What to do: For the records that follow, give the number of lines containing the word "desc", with no added text.

[Excerpts from a dataset]
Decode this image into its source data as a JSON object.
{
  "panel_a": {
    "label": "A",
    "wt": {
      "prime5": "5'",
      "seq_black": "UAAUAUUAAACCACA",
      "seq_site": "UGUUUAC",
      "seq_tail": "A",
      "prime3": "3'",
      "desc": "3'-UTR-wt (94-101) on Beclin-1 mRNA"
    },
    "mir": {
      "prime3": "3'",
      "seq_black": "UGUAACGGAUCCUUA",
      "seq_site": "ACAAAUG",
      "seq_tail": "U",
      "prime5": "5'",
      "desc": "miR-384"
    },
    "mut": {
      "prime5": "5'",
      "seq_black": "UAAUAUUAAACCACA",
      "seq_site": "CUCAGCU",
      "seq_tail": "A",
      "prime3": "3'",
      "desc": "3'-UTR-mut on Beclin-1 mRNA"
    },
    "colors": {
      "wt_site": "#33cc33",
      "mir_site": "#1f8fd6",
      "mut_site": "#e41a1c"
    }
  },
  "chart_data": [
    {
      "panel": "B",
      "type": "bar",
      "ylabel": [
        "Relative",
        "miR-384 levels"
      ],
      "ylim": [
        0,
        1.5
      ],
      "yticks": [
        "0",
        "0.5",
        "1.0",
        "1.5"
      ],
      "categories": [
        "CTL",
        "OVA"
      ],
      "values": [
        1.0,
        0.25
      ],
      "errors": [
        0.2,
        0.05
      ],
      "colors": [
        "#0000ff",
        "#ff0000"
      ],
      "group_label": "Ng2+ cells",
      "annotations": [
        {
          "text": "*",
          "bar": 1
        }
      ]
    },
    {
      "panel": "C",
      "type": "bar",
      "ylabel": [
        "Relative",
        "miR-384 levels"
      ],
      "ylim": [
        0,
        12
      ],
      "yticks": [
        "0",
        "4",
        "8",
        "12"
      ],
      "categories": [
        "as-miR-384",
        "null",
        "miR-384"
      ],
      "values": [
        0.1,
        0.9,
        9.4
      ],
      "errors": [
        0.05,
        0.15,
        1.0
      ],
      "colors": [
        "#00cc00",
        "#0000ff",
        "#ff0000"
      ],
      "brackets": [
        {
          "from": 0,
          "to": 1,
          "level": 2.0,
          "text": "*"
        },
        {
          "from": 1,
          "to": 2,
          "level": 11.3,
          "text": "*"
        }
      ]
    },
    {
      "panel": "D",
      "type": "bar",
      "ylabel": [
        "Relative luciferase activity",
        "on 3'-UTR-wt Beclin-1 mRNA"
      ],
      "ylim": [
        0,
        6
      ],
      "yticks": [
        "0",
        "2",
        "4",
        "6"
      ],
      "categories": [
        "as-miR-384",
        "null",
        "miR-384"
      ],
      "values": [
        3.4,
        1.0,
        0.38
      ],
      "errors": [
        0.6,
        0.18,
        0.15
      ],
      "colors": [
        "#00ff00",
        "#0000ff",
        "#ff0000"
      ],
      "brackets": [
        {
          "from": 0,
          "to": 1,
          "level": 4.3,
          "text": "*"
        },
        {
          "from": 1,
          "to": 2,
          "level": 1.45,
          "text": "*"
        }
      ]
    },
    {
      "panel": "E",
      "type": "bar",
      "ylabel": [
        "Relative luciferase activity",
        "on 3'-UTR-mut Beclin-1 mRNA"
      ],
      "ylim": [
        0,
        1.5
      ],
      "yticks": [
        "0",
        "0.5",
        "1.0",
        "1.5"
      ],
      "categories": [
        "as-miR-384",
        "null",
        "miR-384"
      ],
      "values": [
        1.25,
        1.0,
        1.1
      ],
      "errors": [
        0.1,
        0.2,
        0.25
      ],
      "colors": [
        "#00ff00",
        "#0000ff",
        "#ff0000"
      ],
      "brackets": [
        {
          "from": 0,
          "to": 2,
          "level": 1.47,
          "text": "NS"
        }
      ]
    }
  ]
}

Result: 3